(Dataset items)

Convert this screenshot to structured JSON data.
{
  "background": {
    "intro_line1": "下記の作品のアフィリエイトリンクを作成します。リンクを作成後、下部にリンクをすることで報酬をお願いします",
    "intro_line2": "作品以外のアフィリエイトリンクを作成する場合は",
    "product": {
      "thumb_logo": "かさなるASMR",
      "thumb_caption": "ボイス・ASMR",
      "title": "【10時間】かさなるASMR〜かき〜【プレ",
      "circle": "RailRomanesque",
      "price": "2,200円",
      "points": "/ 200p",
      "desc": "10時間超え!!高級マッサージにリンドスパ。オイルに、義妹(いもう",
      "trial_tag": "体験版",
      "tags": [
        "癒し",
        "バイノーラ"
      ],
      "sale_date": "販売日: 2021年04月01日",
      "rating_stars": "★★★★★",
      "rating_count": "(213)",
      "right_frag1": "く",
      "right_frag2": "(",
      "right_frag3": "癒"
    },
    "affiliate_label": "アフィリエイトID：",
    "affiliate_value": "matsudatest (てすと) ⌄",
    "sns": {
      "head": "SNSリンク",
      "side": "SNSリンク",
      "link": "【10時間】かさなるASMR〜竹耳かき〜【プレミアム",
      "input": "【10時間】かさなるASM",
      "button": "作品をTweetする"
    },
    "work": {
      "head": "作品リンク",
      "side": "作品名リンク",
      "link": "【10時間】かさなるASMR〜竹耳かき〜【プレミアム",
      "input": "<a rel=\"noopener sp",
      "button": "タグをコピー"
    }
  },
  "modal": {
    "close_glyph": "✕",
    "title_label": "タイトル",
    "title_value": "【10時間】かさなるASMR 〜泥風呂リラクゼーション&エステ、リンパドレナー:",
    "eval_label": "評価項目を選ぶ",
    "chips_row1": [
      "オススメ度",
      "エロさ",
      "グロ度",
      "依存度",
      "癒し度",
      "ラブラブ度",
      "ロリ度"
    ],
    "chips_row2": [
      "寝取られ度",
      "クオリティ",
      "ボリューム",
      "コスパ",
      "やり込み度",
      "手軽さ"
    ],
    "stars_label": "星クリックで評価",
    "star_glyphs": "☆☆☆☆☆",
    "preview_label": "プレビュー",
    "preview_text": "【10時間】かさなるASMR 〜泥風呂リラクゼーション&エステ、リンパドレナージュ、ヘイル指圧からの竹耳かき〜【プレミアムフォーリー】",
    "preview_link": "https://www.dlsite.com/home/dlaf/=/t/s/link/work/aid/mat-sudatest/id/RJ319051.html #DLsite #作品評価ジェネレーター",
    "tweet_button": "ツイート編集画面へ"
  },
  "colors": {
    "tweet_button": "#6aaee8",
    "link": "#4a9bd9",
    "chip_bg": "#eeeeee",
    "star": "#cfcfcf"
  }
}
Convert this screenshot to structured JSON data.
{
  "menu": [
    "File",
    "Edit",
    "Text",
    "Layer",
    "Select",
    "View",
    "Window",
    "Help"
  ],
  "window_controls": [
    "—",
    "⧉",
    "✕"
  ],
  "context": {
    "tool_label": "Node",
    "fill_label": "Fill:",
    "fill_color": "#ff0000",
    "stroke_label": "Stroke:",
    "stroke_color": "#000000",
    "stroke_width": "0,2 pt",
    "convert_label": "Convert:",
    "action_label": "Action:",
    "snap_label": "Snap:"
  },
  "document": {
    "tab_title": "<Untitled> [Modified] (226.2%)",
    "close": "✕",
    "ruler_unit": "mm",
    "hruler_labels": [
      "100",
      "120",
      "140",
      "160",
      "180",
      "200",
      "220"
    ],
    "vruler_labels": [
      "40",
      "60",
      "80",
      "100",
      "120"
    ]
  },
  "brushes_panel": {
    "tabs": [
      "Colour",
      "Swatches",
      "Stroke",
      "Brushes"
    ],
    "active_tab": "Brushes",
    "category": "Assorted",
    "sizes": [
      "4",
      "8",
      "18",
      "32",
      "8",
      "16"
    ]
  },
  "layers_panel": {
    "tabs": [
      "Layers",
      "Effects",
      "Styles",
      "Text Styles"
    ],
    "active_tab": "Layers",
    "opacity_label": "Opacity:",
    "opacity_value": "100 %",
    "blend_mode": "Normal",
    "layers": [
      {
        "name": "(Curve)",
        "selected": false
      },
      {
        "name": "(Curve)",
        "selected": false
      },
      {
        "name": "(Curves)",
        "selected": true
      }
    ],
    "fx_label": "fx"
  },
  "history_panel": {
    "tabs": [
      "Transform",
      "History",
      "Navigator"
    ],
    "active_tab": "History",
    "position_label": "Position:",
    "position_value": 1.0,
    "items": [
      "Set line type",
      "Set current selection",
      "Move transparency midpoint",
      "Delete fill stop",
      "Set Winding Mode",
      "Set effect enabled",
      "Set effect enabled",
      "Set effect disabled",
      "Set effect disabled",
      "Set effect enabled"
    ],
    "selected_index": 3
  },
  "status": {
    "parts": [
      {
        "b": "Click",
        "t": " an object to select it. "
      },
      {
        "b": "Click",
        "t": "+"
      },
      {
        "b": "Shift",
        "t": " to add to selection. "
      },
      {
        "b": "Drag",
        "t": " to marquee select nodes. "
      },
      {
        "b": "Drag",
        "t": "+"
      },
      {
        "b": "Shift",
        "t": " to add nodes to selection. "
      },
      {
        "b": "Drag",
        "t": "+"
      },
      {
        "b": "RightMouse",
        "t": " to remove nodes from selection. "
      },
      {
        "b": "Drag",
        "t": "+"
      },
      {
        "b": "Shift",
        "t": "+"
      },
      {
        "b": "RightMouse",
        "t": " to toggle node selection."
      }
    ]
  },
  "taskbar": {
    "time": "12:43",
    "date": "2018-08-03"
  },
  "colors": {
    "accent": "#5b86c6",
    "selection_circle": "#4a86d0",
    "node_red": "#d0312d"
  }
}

▶ **Exercise instructions**
Repeat the records above exactly.

▶ **Response to the exercise**
Convert this screenshot to structured JSON data.
{
  "background": {
    "intro_line1": "下記の作品のアフィリエイトリンクを作成します。リンクを作成後、下部にリンクをすることで報酬をお願いします",
    "intro_line2": "作品以外のアフィリエイトリンクを作成する場合は",
    "product": {
      "thumb_logo": "かさなるASMR",
      "thumb_caption": "ボイス・ASMR",
      "title": "【10時間】かさなるASMR〜かき〜【プレ",
      "circle": "RailRomanesque",
      "price": "2,200円",
      "points": "/ 200p",
      "desc": "10時間超え!!高級マッサージにリンドスパ。オイルに、義妹(いもう",
      "trial_tag": "体験版",
      "tags": [
        "癒し",
        "バイノーラ"
      ],
      "sale_date": "販売日: 2021年04月01日",
      "rating_stars": "★★★★★",
      "rating_count": "(213)",
      "right_frag1": "く",
      "right_frag2": "(",
      "right_frag3": "癒"
    },
    "affiliate_label": "アフィリエイトID：",
    "affiliate_value": "matsudatest (てすと) ⌄",
    "sns": {
      "head": "SNSリンク",
      "side": "SNSリンク",
      "link": "【10時間】かさなるASMR〜竹耳かき〜【プレミアム",
      "input": "【10時間】かさなるASM",
      "button": "作品をTweetする"
    },
    "work": {
      "head": "作品リンク",
      "side": "作品名リンク",
      "link": "【10時間】かさなるASMR〜竹耳かき〜【プレミアム",
      "input": "<a rel=\"noopener sp",
      "button": "タグをコピー"
    }
  },
  "modal": {
    "close_glyph": "✕",
    "title_label": "タイトル",
    "title_value": "【10時間】かさなるASMR 〜泥風呂リラクゼーション&エステ、リンパドレナー:",
    "eval_label": "評価項目を選ぶ",
    "chips_row1": [
      "オススメ度",
      "エロさ",
      "グロ度",
      "依存度",
      "癒し度",
      "ラブラブ度",
      "ロリ度"
    ],
    "chips_row2": [
      "寝取られ度",
      "クオリティ",
      "ボリューム",
      "コスパ",
      "やり込み度",
      "手軽さ"
    ],
    "stars_label": "星クリックで評価",
    "star_glyphs": "☆☆☆☆☆",
    "preview_label": "プレビュー",
    "preview_text": "【10時間】かさなるASMR 〜泥風呂リラクゼーション&エステ、リンパドレナージュ、ヘイル指圧からの竹耳かき〜【プレミアムフォーリー】",
    "preview_link": "https://www.dlsite.com/home/dlaf/=/t/s/link/work/aid/mat-sudatest/id/RJ319051.html #DLsite #作品評価ジェネレーター",
    "tweet_button": "ツイート編集画面へ"
  },
  "colors": {
    "tweet_button": "#6aaee8",
    "link": "#4a9bd9",
    "chip_bg": "#eeeeee",
    "star": "#cfcfcf"
  }
}
Convert this screenshot to structured JSON data.
{
  "menu": [
    "File",
    "Edit",
    "Text",
    "Layer",
    "Select",
    "View",
    "Window",
    "Help"
  ],
  "window_controls": [
    "—",
    "⧉",
    "✕"
  ],
  "context": {
    "tool_label": "Node",
    "fill_label": "Fill:",
    "fill_color": "#ff0000",
    "stroke_label": "Stroke:",
    "stroke_color": "#000000",
    "stroke_width": "0,2 pt",
    "convert_label": "Convert:",
    "action_label": "Action:",
    "snap_label": "Snap:"
  },
  "document": {
    "tab_title": "<Untitled> [Modified] (226.2%)",
    "close": "✕",
    "ruler_unit": "mm",
    "hruler_labels": [
      "100",
      "120",
      "140",
      "160",
      "180",
      "200",
      "220"
    ],
    "vruler_labels": [
      "40",
      "60",
      "80",
      "100",
      "120"
    ]
  },
  "brushes_panel": {
    "tabs": [
      "Colour",
      "Swatches",
      "Stroke",
      "Brushes"
    ],
    "active_tab": "Brushes",
    "category": "Assorted",
    "sizes": [
      "4",
      "8",
      "18",
      "32",
      "8",
      "16"
    ]
  },
  "layers_panel": {
    "tabs": [
      "Layers",
      "Effects",
      "Styles",
      "Text Styles"
    ],
    "active_tab": "Layers",
    "opacity_label": "Opacity:",
    "opacity_value": "100 %",
    "blend_mode": "Normal",
    "layers": [
      {
        "name": "(Curve)",
        "selected": false
      },
      {
        "name": "(Curve)",
        "selected": false
      },
      {
        "name": "(Curves)",
        "selected": true
      }
    ],
    "fx_label": "fx"
  },
  "history_panel": {
    "tabs": [
      "Transform",
      "History",
      "Navigator"
    ],
    "active_tab": "History",
    "position_label": "Position:",
    "position_value": 1.0,
    "items": [
      "Set line type",
      "Set current selection",
      "Move transparency midpoint",
      "Delete fill stop",
      "Set Winding Mode",
      "Set effect enabled",
      "Set effect enabled",
      "Set effect disabled",
      "Set effect disabled",
      "Set effect enabled"
    ],
    "selected_index": 3
  },
  "status": {
    "parts": [
      {
        "b": "Click",
        "t": " an object to select it. "
      },
      {
        "b": "Click",
        "t": "+"
      },
      {
        "b": "Shift",
        "t": " to add to selection. "
      },
      {
        "b": "Drag",
        "t": " to marquee select nodes. "
      },
      {
        "b": "Drag",
        "t": "+"
      },
      {
        "b": "Shift",
        "t": " to add nodes to selection. "
      },
      {
        "b": "Drag",
        "t": "+"
      },
      {
        "b": "RightMouse",
        "t": " to remove nodes from selection. "
      },
      {
        "b": "Drag",
        "t": "+"
      },
      {
        "b": "Shift",
        "t": "+"
      },
      {
        "b": "RightMouse",
        "t": " to toggle node selection."
      }
    ]
  },
  "taskbar": {
    "time": "12:43",
    "date": "2018-08-03"
  },
  "colors": {
    "accent": "#5b86c6",
    "selection_circle": "#4a86d0",
    "node_red": "#d0312d"
  }
}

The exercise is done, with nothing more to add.